▶ **Material for the task**:
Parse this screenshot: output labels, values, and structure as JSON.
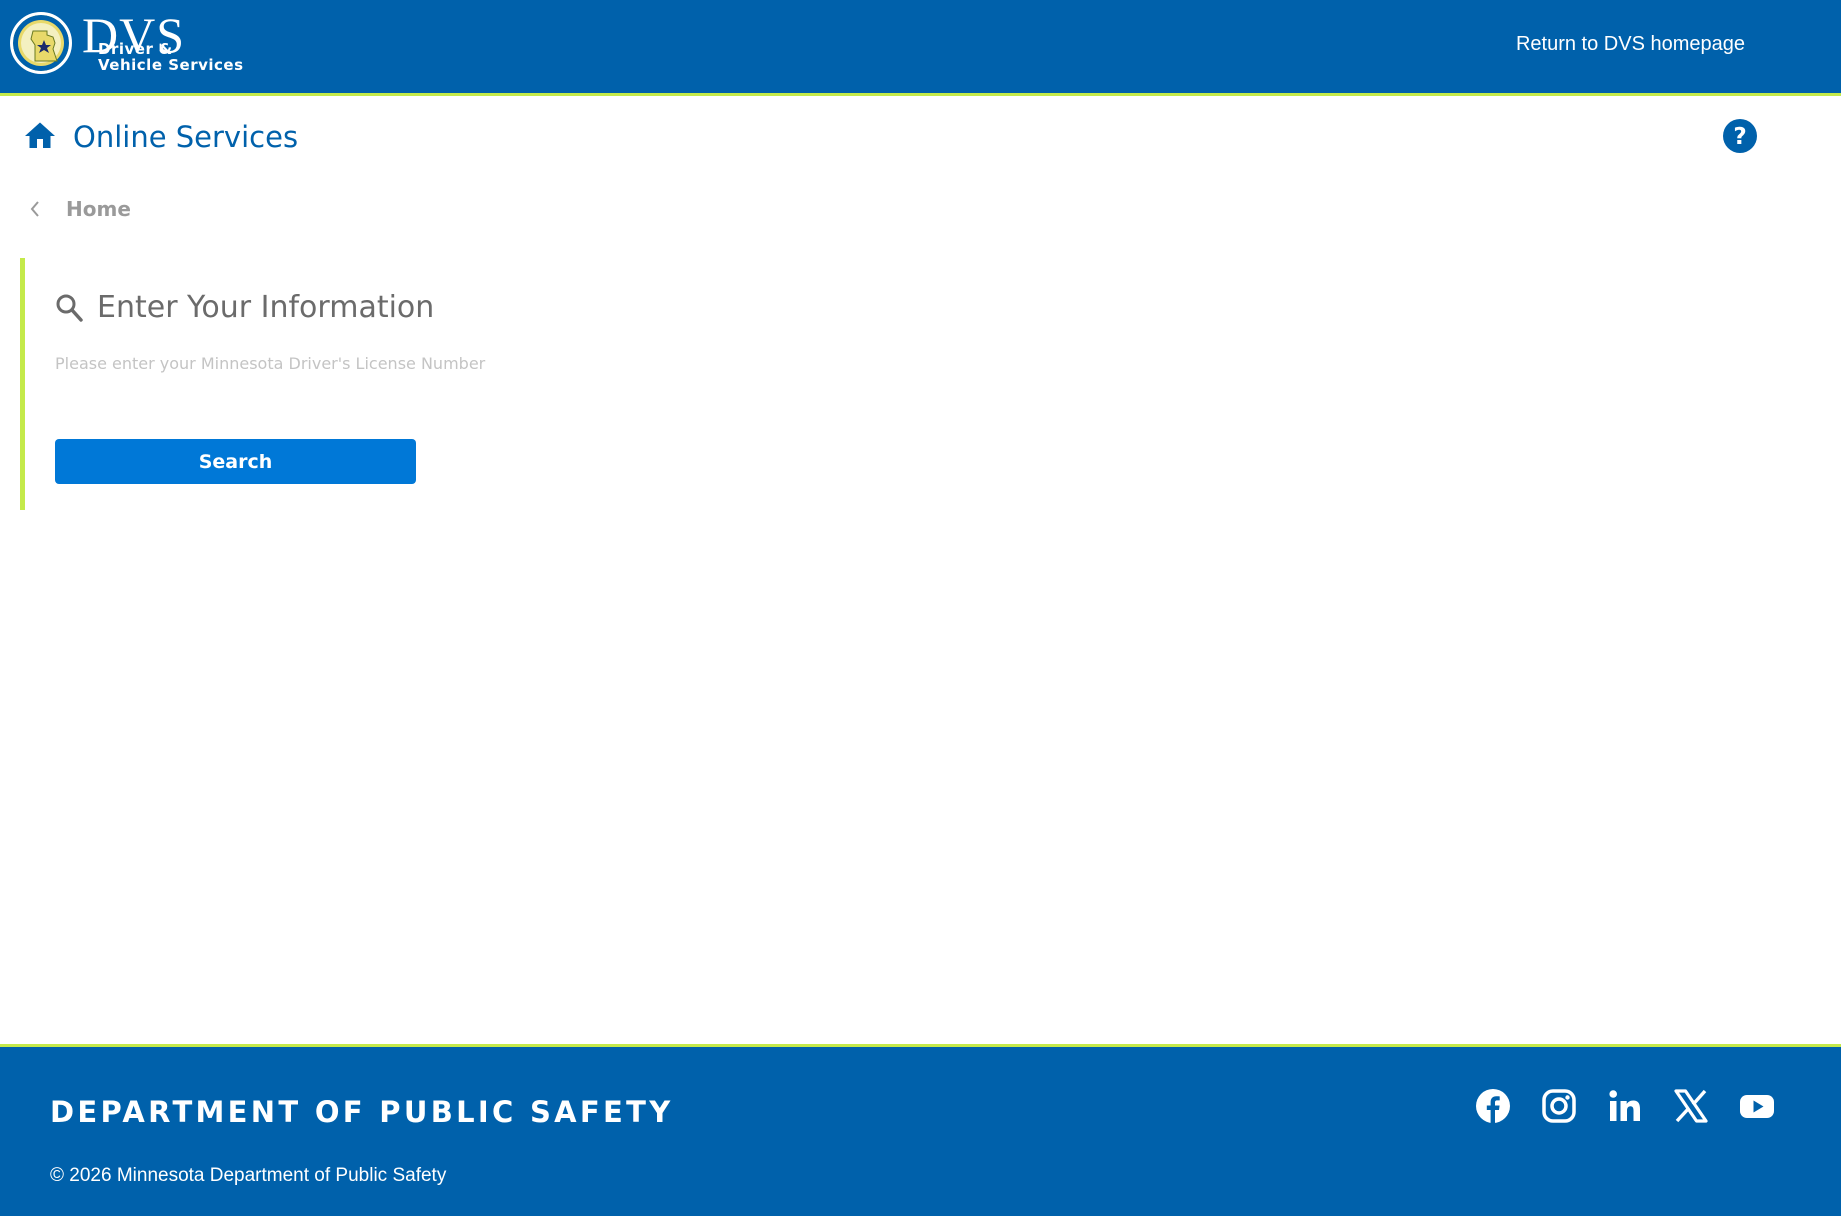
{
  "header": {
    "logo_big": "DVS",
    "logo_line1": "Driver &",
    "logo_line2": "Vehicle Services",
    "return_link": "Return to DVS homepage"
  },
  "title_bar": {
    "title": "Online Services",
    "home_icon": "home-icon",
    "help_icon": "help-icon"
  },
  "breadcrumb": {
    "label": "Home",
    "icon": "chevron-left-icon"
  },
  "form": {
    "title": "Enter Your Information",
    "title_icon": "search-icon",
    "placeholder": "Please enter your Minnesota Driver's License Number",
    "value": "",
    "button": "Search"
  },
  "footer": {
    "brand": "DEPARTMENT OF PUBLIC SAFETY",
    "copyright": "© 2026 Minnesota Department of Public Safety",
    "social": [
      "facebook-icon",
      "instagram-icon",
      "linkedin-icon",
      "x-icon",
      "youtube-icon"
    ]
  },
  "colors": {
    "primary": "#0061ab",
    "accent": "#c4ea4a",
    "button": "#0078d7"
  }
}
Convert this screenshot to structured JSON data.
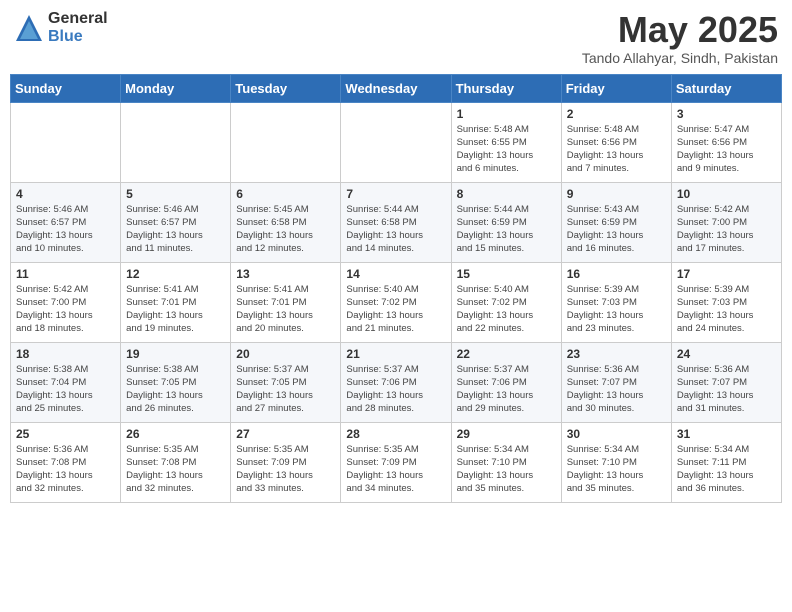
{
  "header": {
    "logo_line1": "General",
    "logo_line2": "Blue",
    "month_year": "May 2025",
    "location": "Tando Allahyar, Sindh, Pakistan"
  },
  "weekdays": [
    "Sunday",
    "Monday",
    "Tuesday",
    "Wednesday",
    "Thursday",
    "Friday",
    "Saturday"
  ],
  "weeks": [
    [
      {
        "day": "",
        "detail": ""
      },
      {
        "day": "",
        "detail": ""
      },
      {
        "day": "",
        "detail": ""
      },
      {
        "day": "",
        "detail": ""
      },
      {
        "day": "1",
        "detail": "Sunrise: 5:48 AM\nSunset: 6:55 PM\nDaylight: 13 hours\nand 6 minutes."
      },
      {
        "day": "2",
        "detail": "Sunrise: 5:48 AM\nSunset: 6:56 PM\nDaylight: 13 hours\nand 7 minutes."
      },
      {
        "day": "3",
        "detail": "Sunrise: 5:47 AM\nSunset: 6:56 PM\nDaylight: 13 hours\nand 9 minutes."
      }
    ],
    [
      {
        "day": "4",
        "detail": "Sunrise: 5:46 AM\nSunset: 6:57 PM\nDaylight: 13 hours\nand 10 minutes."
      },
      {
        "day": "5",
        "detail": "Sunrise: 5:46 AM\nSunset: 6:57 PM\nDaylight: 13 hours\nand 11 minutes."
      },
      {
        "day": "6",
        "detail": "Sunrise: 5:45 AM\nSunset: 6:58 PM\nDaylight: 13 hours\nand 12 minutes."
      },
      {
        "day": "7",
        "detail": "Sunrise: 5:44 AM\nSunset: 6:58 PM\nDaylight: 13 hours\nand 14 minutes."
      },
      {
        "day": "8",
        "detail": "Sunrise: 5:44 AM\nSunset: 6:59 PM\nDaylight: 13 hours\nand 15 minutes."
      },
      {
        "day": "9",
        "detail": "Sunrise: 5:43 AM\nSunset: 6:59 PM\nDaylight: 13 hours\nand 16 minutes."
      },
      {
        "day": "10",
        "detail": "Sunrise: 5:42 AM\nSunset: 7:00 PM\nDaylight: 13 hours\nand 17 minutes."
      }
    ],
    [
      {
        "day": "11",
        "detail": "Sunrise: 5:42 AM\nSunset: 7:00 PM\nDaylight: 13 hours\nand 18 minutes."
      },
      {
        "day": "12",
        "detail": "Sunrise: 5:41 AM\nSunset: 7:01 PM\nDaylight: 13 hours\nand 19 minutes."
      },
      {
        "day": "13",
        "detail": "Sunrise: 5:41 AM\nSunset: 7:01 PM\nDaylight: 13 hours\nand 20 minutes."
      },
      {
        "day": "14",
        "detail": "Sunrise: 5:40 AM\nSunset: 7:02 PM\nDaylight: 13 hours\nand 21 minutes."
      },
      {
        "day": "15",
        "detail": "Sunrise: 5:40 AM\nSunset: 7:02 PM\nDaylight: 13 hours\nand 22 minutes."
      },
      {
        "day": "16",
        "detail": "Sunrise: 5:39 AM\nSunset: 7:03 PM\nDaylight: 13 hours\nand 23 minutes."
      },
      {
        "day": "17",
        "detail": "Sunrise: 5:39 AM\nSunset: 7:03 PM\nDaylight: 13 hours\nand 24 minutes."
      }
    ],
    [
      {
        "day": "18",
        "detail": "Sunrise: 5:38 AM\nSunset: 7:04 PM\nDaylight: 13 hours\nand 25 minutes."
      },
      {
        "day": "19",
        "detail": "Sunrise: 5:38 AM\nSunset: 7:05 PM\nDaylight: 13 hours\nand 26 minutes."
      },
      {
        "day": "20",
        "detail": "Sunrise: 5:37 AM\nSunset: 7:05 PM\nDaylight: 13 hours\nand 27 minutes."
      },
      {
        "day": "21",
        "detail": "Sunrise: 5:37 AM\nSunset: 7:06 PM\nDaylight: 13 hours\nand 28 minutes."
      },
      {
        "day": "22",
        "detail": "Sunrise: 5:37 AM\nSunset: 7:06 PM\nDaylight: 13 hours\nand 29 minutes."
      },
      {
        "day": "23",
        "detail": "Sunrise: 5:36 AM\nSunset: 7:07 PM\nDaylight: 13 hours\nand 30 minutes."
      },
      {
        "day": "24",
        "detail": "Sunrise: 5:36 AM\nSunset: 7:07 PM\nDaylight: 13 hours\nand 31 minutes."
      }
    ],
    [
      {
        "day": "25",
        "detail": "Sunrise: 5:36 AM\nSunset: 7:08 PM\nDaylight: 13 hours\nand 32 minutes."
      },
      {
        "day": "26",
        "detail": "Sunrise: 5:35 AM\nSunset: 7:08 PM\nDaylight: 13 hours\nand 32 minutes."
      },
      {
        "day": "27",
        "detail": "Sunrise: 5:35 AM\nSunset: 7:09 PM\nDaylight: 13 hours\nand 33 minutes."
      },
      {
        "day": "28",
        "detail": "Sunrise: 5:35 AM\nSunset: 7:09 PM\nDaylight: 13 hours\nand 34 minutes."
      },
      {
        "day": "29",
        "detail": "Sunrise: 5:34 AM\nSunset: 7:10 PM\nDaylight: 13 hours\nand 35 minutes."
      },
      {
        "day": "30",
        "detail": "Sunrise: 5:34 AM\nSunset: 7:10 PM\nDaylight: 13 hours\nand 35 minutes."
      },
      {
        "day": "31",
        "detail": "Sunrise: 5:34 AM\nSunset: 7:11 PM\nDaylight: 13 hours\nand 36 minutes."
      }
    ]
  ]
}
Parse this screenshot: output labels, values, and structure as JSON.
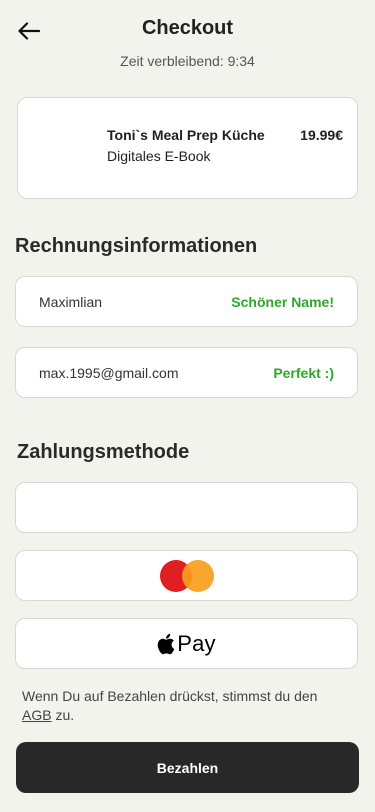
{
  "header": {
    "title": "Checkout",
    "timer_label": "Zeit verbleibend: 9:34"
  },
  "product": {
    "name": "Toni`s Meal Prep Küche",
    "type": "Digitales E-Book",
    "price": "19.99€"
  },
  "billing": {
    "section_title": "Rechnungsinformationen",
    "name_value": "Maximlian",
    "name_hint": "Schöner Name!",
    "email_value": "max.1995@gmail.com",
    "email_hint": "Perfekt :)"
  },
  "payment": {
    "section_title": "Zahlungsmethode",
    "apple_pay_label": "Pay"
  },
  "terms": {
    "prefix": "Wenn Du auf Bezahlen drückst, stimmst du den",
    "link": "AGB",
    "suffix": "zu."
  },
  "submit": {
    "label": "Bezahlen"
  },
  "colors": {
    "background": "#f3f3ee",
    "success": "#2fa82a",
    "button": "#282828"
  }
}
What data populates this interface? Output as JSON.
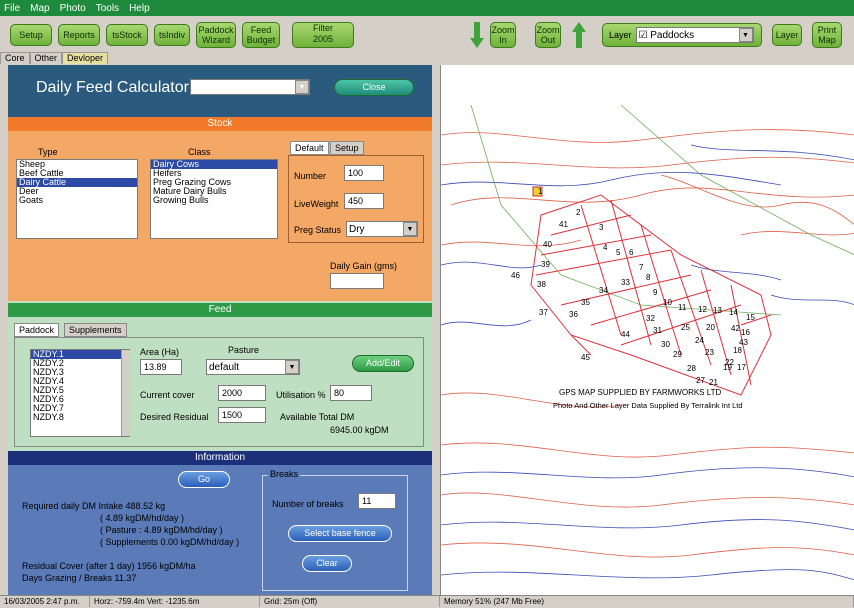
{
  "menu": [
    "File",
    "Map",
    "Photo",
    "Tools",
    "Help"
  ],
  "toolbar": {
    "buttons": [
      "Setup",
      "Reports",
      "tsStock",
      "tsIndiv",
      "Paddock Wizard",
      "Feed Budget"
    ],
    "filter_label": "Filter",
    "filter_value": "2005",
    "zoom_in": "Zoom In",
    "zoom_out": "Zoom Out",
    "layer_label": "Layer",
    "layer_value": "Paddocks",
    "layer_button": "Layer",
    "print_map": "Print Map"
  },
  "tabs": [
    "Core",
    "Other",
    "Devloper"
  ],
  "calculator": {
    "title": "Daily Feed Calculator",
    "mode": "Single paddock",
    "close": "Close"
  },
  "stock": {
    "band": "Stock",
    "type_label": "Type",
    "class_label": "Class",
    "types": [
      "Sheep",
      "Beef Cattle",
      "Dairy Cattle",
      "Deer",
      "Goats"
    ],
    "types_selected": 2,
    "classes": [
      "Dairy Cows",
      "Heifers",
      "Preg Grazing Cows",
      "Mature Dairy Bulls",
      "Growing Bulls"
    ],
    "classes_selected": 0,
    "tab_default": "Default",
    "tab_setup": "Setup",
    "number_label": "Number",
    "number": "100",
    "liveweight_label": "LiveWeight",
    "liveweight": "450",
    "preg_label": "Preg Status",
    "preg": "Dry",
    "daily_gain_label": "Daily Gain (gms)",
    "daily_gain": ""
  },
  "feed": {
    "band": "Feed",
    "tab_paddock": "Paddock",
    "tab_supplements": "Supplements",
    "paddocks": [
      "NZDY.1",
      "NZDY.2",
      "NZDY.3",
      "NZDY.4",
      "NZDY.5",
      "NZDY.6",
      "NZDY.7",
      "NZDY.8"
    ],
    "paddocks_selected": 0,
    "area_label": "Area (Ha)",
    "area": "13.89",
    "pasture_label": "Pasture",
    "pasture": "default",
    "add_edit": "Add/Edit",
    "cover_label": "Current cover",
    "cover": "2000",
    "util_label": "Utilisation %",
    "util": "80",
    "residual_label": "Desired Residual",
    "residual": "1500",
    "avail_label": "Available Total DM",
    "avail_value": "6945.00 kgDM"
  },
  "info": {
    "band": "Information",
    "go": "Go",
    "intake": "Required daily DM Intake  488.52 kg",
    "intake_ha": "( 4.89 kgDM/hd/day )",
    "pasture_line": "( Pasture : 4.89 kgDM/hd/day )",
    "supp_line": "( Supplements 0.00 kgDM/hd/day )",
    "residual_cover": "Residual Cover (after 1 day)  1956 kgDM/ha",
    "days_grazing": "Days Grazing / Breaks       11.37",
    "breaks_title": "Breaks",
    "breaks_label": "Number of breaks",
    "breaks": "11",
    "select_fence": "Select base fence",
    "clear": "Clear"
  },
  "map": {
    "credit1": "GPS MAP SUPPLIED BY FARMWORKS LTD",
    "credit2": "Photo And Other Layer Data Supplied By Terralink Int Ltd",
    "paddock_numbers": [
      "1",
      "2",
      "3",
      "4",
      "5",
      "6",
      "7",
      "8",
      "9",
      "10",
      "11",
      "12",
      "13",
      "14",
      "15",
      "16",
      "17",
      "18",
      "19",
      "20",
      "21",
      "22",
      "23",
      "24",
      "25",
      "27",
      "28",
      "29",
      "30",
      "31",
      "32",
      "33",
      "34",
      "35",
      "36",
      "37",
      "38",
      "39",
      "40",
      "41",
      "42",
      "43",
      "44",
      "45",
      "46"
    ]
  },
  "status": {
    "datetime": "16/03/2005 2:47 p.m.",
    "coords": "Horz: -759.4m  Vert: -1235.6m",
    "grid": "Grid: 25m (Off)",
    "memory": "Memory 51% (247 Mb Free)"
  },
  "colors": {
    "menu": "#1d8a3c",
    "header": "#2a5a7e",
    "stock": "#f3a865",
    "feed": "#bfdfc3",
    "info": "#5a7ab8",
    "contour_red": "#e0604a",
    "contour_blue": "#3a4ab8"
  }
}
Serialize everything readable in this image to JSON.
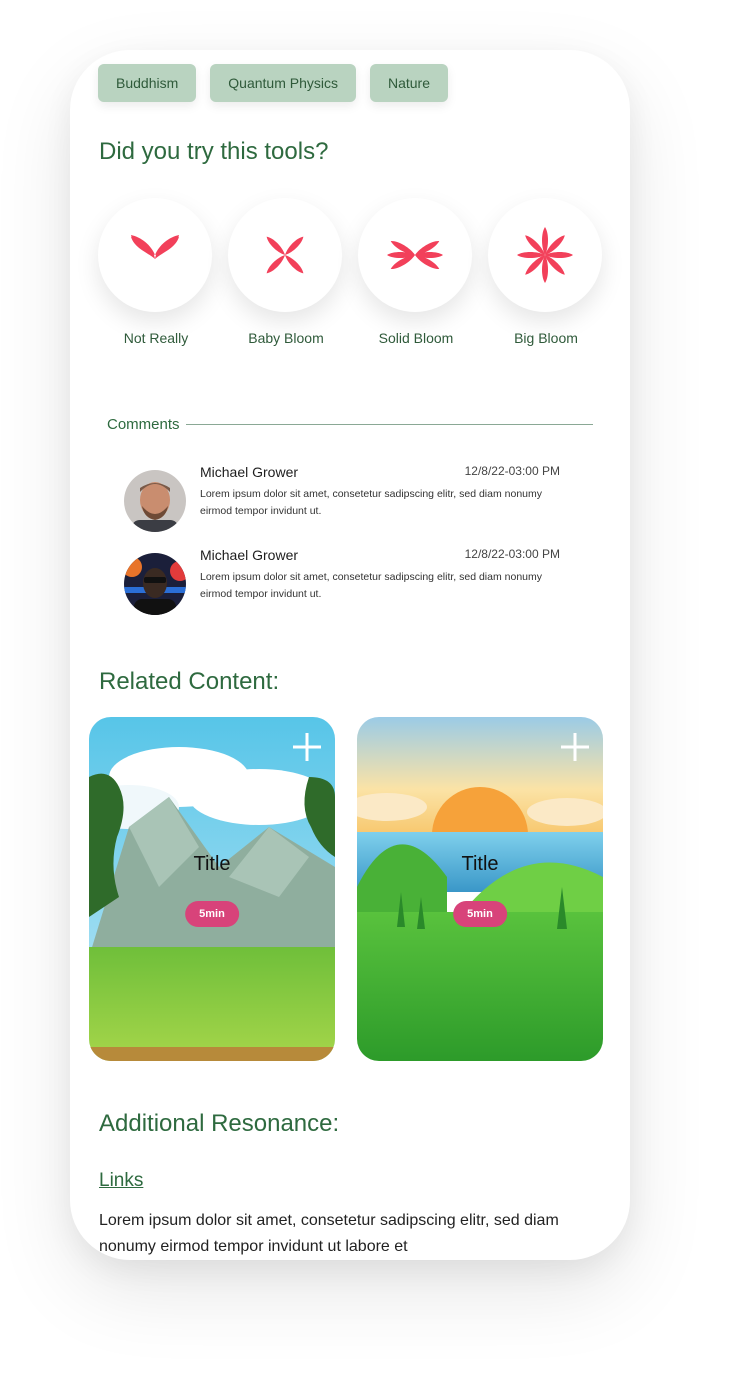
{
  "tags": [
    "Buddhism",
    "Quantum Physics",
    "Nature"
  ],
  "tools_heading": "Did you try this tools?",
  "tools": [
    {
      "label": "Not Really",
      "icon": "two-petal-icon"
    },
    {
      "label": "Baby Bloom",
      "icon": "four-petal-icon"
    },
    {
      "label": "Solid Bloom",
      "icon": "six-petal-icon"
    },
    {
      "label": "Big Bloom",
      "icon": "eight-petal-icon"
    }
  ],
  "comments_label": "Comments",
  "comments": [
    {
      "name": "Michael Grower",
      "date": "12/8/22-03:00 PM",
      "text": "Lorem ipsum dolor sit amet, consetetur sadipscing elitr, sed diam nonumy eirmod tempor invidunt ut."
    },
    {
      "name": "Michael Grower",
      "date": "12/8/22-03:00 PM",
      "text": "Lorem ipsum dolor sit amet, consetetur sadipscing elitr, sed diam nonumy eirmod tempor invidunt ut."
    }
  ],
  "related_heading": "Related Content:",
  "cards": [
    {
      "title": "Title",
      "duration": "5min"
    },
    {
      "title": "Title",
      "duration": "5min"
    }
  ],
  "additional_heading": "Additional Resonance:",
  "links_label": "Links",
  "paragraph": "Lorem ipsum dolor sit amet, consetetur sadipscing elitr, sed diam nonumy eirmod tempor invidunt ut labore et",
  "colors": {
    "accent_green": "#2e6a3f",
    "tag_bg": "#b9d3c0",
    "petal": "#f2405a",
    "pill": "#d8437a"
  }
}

▶ **What you have to do**: Copy out each line of the material that holds the word "Driver".

▶ **The result**:
    "logo_line1": "Driver &",
    "placeholder": "Please enter your Minnesota Driver's License Number",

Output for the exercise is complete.